Problem requirements => Make an exact copy of the lines, leaving the pictures out.

Figure record extracts
▼

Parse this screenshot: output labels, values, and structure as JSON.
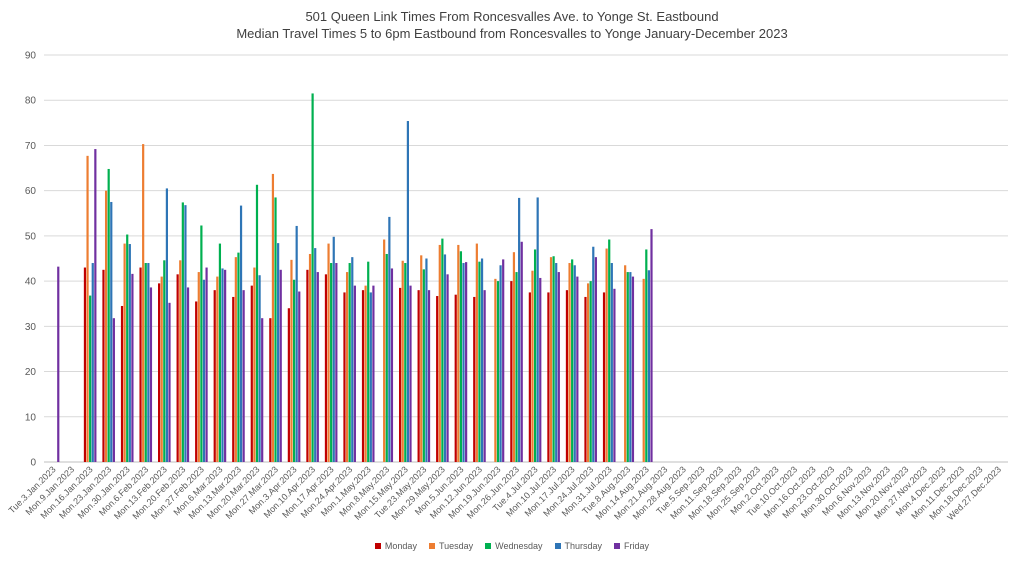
{
  "chart_data": {
    "type": "bar",
    "title": "501 Queen Link Times From Roncesvalles Ave. to Yonge St. Eastbound",
    "subtitle": "Median Travel Times 5 to 6pm Eastbound from Roncesvalles to Yonge January-December 2023",
    "xlabel": "",
    "ylabel": "",
    "ylim": [
      0,
      90
    ],
    "yticks": [
      0,
      10,
      20,
      30,
      40,
      50,
      60,
      70,
      80,
      90
    ],
    "grid": true,
    "legend_position": "bottom",
    "categories": [
      "Tue.3.Jan.2023",
      "Mon.9.Jan.2023",
      "Mon.16.Jan.2023",
      "Mon.23.Jan.2023",
      "Mon.30.Jan.2023",
      "Mon.6.Feb.2023",
      "Mon.13.Feb.2023",
      "Mon.20.Feb.2023",
      "Mon.27.Feb.2023",
      "Mon.6.Mar.2023",
      "Mon.13.Mar.2023",
      "Mon.20.Mar.2023",
      "Mon.27.Mar.2023",
      "Mon.3.Apr.2023",
      "Mon.10.Apr.2023",
      "Mon.17.Apr.2023",
      "Mon.24.Apr.2023",
      "Mon.1.May.2023",
      "Mon.8.May.2023",
      "Mon.15.May.2023",
      "Tue.23.May.2023",
      "Mon.29.May.2023",
      "Mon.5.Jun.2023",
      "Mon.12.Jun.2023",
      "Mon.19.Jun.2023",
      "Mon.26.Jun.2023",
      "Tue.4.Jul.2023",
      "Mon.10.Jul.2023",
      "Mon.17.Jul.2023",
      "Mon.24.Jul.2023",
      "Mon.31.Jul.2023",
      "Tue.8.Aug.2023",
      "Mon.14.Aug.2023",
      "Mon.21.Aug.2023",
      "Mon.28.Aug.2023",
      "Tue.5.Sep.2023",
      "Mon.11.Sep.2023",
      "Mon.18.Sep.2023",
      "Mon.25.Sep.2023",
      "Mon.2.Oct.2023",
      "Tue.10.Oct.2023",
      "Mon.16.Oct.2023",
      "Mon.23.Oct.2023",
      "Mon.30.Oct.2023",
      "Mon.6.Nov.2023",
      "Mon.13.Nov.2023",
      "Mon.20.Nov.2023",
      "Mon.27.Nov.2023",
      "Mon.4.Dec.2023",
      "Mon.11.Dec.2023",
      "Mon.18.Dec.2023",
      "Wed.27.Dec.2023"
    ],
    "series": [
      {
        "name": "Monday",
        "color": "#c00000",
        "values": [
          null,
          null,
          43,
          42.5,
          34.5,
          43,
          39.5,
          41.5,
          35.5,
          38,
          36.5,
          39,
          31.8,
          34,
          42.5,
          41.5,
          37.5,
          38,
          null,
          38.5,
          38,
          36.7,
          37,
          36.5,
          null,
          40,
          37.5,
          37.5,
          38,
          36.5,
          37.5,
          null,
          null,
          null,
          null,
          null,
          null,
          null,
          null,
          null,
          null,
          null,
          null,
          null,
          null,
          null,
          null,
          null,
          null,
          null,
          null,
          null
        ]
      },
      {
        "name": "Tuesday",
        "color": "#ed7d31",
        "values": [
          null,
          null,
          67.7,
          60,
          48.3,
          70.3,
          41,
          44.6,
          42,
          41,
          45.3,
          43,
          63.7,
          44.7,
          46,
          48.3,
          42,
          39,
          49.2,
          44.5,
          45.7,
          48,
          48,
          48.3,
          40.5,
          46.4,
          42.3,
          45.3,
          44,
          39.5,
          47.2,
          43.5,
          40.5,
          null,
          null,
          null,
          null,
          null,
          null,
          null,
          null,
          null,
          null,
          null,
          null,
          null,
          null,
          null,
          null,
          null,
          null,
          null
        ]
      },
      {
        "name": "Wednesday",
        "color": "#00b050",
        "values": [
          null,
          null,
          36.8,
          64.8,
          50.3,
          44,
          44.6,
          57.4,
          52.3,
          48.3,
          46.3,
          61.3,
          58.5,
          40.3,
          81.5,
          44,
          44,
          44.3,
          46,
          44,
          42.6,
          49.4,
          46.6,
          44.3,
          40,
          42,
          47,
          45.5,
          44.8,
          40,
          49.2,
          42,
          47,
          null,
          null,
          null,
          null,
          null,
          null,
          null,
          null,
          null,
          null,
          null,
          null,
          null,
          null,
          null,
          null,
          null,
          null,
          null
        ]
      },
      {
        "name": "Thursday",
        "color": "#2e75b6",
        "values": [
          null,
          null,
          44,
          57.5,
          48.2,
          44,
          60.5,
          56.8,
          40.3,
          42.8,
          56.7,
          41.3,
          48.4,
          52.2,
          47.3,
          49.8,
          45.3,
          37.5,
          54.2,
          75.4,
          45,
          45.9,
          44,
          45,
          43.5,
          58.4,
          58.5,
          44,
          43.5,
          47.6,
          44,
          42,
          42.4,
          null,
          null,
          null,
          null,
          null,
          null,
          null,
          null,
          null,
          null,
          null,
          null,
          null,
          null,
          null,
          null,
          null,
          null,
          null
        ]
      },
      {
        "name": "Friday",
        "color": "#7030a0",
        "values": [
          43.2,
          null,
          69.2,
          31.8,
          41.6,
          38.6,
          35.2,
          38.6,
          43,
          42.5,
          38,
          31.8,
          42.5,
          37.7,
          42,
          44,
          39,
          39,
          42.8,
          39,
          38,
          41.5,
          44.2,
          38,
          44.8,
          48.7,
          40.7,
          42,
          41,
          45.3,
          38.3,
          41,
          51.5,
          null,
          null,
          null,
          null,
          null,
          null,
          null,
          null,
          null,
          null,
          null,
          null,
          null,
          null,
          null,
          null,
          null,
          null,
          null
        ]
      }
    ]
  }
}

▲

Reply to the task =>
Parse this screenshot: output labels, values, and structure as JSON.
{
  "chart_data": {
    "type": "bar",
    "title": "501 Queen Link Times From Roncesvalles Ave. to Yonge St. Eastbound",
    "subtitle": "Median Travel Times 5 to 6pm Eastbound from Roncesvalles to Yonge January-December 2023",
    "xlabel": "",
    "ylabel": "",
    "ylim": [
      0,
      90
    ],
    "yticks": [
      0,
      10,
      20,
      30,
      40,
      50,
      60,
      70,
      80,
      90
    ],
    "grid": true,
    "legend_position": "bottom",
    "categories": [
      "Tue.3.Jan.2023",
      "Mon.9.Jan.2023",
      "Mon.16.Jan.2023",
      "Mon.23.Jan.2023",
      "Mon.30.Jan.2023",
      "Mon.6.Feb.2023",
      "Mon.13.Feb.2023",
      "Mon.20.Feb.2023",
      "Mon.27.Feb.2023",
      "Mon.6.Mar.2023",
      "Mon.13.Mar.2023",
      "Mon.20.Mar.2023",
      "Mon.27.Mar.2023",
      "Mon.3.Apr.2023",
      "Mon.10.Apr.2023",
      "Mon.17.Apr.2023",
      "Mon.24.Apr.2023",
      "Mon.1.May.2023",
      "Mon.8.May.2023",
      "Mon.15.May.2023",
      "Tue.23.May.2023",
      "Mon.29.May.2023",
      "Mon.5.Jun.2023",
      "Mon.12.Jun.2023",
      "Mon.19.Jun.2023",
      "Mon.26.Jun.2023",
      "Tue.4.Jul.2023",
      "Mon.10.Jul.2023",
      "Mon.17.Jul.2023",
      "Mon.24.Jul.2023",
      "Mon.31.Jul.2023",
      "Tue.8.Aug.2023",
      "Mon.14.Aug.2023",
      "Mon.21.Aug.2023",
      "Mon.28.Aug.2023",
      "Tue.5.Sep.2023",
      "Mon.11.Sep.2023",
      "Mon.18.Sep.2023",
      "Mon.25.Sep.2023",
      "Mon.2.Oct.2023",
      "Tue.10.Oct.2023",
      "Mon.16.Oct.2023",
      "Mon.23.Oct.2023",
      "Mon.30.Oct.2023",
      "Mon.6.Nov.2023",
      "Mon.13.Nov.2023",
      "Mon.20.Nov.2023",
      "Mon.27.Nov.2023",
      "Mon.4.Dec.2023",
      "Mon.11.Dec.2023",
      "Mon.18.Dec.2023",
      "Wed.27.Dec.2023"
    ],
    "series": [
      {
        "name": "Monday",
        "color": "#c00000",
        "values": [
          null,
          null,
          43,
          42.5,
          34.5,
          43,
          39.5,
          41.5,
          35.5,
          38,
          36.5,
          39,
          31.8,
          34,
          42.5,
          41.5,
          37.5,
          38,
          null,
          38.5,
          38,
          36.7,
          37,
          36.5,
          null,
          40,
          37.5,
          37.5,
          38,
          36.5,
          37.5,
          null,
          null,
          null,
          null,
          null,
          null,
          null,
          null,
          null,
          null,
          null,
          null,
          null,
          null,
          null,
          null,
          null,
          null,
          null,
          null,
          null
        ]
      },
      {
        "name": "Tuesday",
        "color": "#ed7d31",
        "values": [
          null,
          null,
          67.7,
          60,
          48.3,
          70.3,
          41,
          44.6,
          42,
          41,
          45.3,
          43,
          63.7,
          44.7,
          46,
          48.3,
          42,
          39,
          49.2,
          44.5,
          45.7,
          48,
          48,
          48.3,
          40.5,
          46.4,
          42.3,
          45.3,
          44,
          39.5,
          47.2,
          43.5,
          40.5,
          null,
          null,
          null,
          null,
          null,
          null,
          null,
          null,
          null,
          null,
          null,
          null,
          null,
          null,
          null,
          null,
          null,
          null,
          null
        ]
      },
      {
        "name": "Wednesday",
        "color": "#00b050",
        "values": [
          null,
          null,
          36.8,
          64.8,
          50.3,
          44,
          44.6,
          57.4,
          52.3,
          48.3,
          46.3,
          61.3,
          58.5,
          40.3,
          81.5,
          44,
          44,
          44.3,
          46,
          44,
          42.6,
          49.4,
          46.6,
          44.3,
          40,
          42,
          47,
          45.5,
          44.8,
          40,
          49.2,
          42,
          47,
          null,
          null,
          null,
          null,
          null,
          null,
          null,
          null,
          null,
          null,
          null,
          null,
          null,
          null,
          null,
          null,
          null,
          null,
          null
        ]
      },
      {
        "name": "Thursday",
        "color": "#2e75b6",
        "values": [
          null,
          null,
          44,
          57.5,
          48.2,
          44,
          60.5,
          56.8,
          40.3,
          42.8,
          56.7,
          41.3,
          48.4,
          52.2,
          47.3,
          49.8,
          45.3,
          37.5,
          54.2,
          75.4,
          45,
          45.9,
          44,
          45,
          43.5,
          58.4,
          58.5,
          44,
          43.5,
          47.6,
          44,
          42,
          42.4,
          null,
          null,
          null,
          null,
          null,
          null,
          null,
          null,
          null,
          null,
          null,
          null,
          null,
          null,
          null,
          null,
          null,
          null,
          null
        ]
      },
      {
        "name": "Friday",
        "color": "#7030a0",
        "values": [
          43.2,
          null,
          69.2,
          31.8,
          41.6,
          38.6,
          35.2,
          38.6,
          43,
          42.5,
          38,
          31.8,
          42.5,
          37.7,
          42,
          44,
          39,
          39,
          42.8,
          39,
          38,
          41.5,
          44.2,
          38,
          44.8,
          48.7,
          40.7,
          42,
          41,
          45.3,
          38.3,
          41,
          51.5,
          null,
          null,
          null,
          null,
          null,
          null,
          null,
          null,
          null,
          null,
          null,
          null,
          null,
          null,
          null,
          null,
          null,
          null,
          null
        ]
      }
    ]
  }
}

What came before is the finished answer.